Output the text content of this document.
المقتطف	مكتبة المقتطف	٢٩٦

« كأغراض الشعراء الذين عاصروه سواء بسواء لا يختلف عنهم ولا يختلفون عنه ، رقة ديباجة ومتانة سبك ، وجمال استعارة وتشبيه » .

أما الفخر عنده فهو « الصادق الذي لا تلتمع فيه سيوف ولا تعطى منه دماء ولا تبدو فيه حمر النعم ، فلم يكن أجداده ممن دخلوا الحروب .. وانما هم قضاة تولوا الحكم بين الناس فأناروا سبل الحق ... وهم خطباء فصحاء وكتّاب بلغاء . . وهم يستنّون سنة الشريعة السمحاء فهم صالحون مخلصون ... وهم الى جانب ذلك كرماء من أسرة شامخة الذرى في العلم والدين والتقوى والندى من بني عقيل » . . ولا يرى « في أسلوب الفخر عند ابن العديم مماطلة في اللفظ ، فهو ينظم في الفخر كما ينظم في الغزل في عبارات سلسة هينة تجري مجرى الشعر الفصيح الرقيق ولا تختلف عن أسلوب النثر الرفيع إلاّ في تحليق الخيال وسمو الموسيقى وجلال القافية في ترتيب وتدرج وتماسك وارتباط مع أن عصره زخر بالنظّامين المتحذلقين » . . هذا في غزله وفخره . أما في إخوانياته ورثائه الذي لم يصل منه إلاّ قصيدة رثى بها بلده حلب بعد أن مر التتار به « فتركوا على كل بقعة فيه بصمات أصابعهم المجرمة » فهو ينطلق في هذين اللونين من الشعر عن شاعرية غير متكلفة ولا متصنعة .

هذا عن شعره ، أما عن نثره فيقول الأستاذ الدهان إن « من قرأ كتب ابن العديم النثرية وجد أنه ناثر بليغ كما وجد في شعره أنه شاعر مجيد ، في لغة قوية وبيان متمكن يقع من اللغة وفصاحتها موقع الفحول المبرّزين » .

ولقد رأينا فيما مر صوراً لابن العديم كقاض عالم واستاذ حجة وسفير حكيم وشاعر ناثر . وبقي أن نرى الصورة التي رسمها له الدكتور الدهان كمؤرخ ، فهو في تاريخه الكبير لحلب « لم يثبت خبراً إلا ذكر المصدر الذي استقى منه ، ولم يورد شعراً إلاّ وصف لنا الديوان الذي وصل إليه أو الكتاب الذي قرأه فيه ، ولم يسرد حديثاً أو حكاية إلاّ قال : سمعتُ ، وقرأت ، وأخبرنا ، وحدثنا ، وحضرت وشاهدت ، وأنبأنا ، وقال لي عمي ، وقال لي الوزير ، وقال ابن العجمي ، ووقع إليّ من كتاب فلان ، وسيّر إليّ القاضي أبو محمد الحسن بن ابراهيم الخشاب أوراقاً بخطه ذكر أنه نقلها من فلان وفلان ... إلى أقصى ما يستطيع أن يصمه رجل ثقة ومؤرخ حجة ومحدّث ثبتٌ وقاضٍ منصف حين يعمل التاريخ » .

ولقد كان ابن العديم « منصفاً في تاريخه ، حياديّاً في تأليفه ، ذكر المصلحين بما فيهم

WORK TO BE COMPLETED
Extract the complete data, matching each line exactly.

REPLY TO THE EXERCISE
Output the text content of this document.
المقتطف	مكتبة المقتطف	٢٩٦

« كأغراض الشعراء الذين عاصروه سواء بسواء لا يختلف عنهم ولا يختلفون عنه ، رقة ديباجة ومتانة سبك ، وجمال استعارة وتشبيه » .

أما الفخر عنده فهو « الصادق الذي لا تلتمع فيه سيوف ولا تعطى منه دماء ولا تبدو فيه حمر النعم ، فلم يكن أجداده ممن دخلوا الحروب .. وانما هم قضاة تولوا الحكم بين الناس فأناروا سبل الحق ... وهم خطباء فصحاء وكتّاب بلغاء . . وهم يستنّون سنة الشريعة السمحاء فهم صالحون مخلصون ... وهم الى جانب ذلك كرماء من أسرة شامخة الذرى في العلم والدين والتقوى والندى من بني عقيل » . . ولا يرى « في أسلوب الفخر عند ابن العديم مماطلة في اللفظ ، فهو ينظم في الفخر كما ينظم في الغزل في عبارات سلسة هينة تجري مجرى الشعر الفصيح الرقيق ولا تختلف عن أسلوب النثر الرفيع إلاّ في تحليق الخيال وسمو الموسيقى وجلال القافية في ترتيب وتدرج وتماسك وارتباط مع أن عصره زخر بالنظّامين المتحذلقين » . . هذا في غزله وفخره . أما في إخوانياته ورثائه الذي لم يصل منه إلاّ قصيدة رثى بها بلده حلب بعد أن مر التتار به « فتركوا على كل بقعة فيه بصمات أصابعهم المجرمة » فهو ينطلق في هذين اللونين من الشعر عن شاعرية غير متكلفة ولا متصنعة .

هذا عن شعره ، أما عن نثره فيقول الأستاذ الدهان إن « من قرأ كتب ابن العديم النثرية وجد أنه ناثر بليغ كما وجد في شعره أنه شاعر مجيد ، في لغة قوية وبيان متمكن يقع من اللغة وفصاحتها موقع الفحول المبرّزين » .

ولقد رأينا فيما مر صوراً لابن العديم كقاض عالم واستاذ حجة وسفير حكيم وشاعر ناثر . وبقي أن نرى الصورة التي رسمها له الدكتور الدهان كمؤرخ ، فهو في تاريخه الكبير لحلب « لم يثبت خبراً إلا ذكر المصدر الذي استقى منه ، ولم يورد شعراً إلاّ وصف لنا الديوان الذي وصل إليه أو الكتاب الذي قرأه فيه ، ولم يسرد حديثاً أو حكاية إلاّ قال : سمعتُ ، وقرأت ، وأخبرنا ، وحدثنا ، وحضرت وشاهدت ، وأنبأنا ، وقال لي عمي ، وقال لي الوزير ، وقال ابن العجمي ، ووقع إليّ من كتاب فلان ، وسيّر إليّ القاضي أبو محمد الحسن بن ابراهيم الخشاب أوراقاً بخطه ذكر أنه نقلها من فلان وفلان ... إلى أقصى ما يستطيع أن يصمه رجل ثقة ومؤرخ حجة ومحدّث ثبتٌ وقاضٍ منصف حين يعمل التاريخ » .

ولقد كان ابن العديم « منصفاً في تاريخه ، حياديّاً في تأليفه ، ذكر المصلحين بما فيهم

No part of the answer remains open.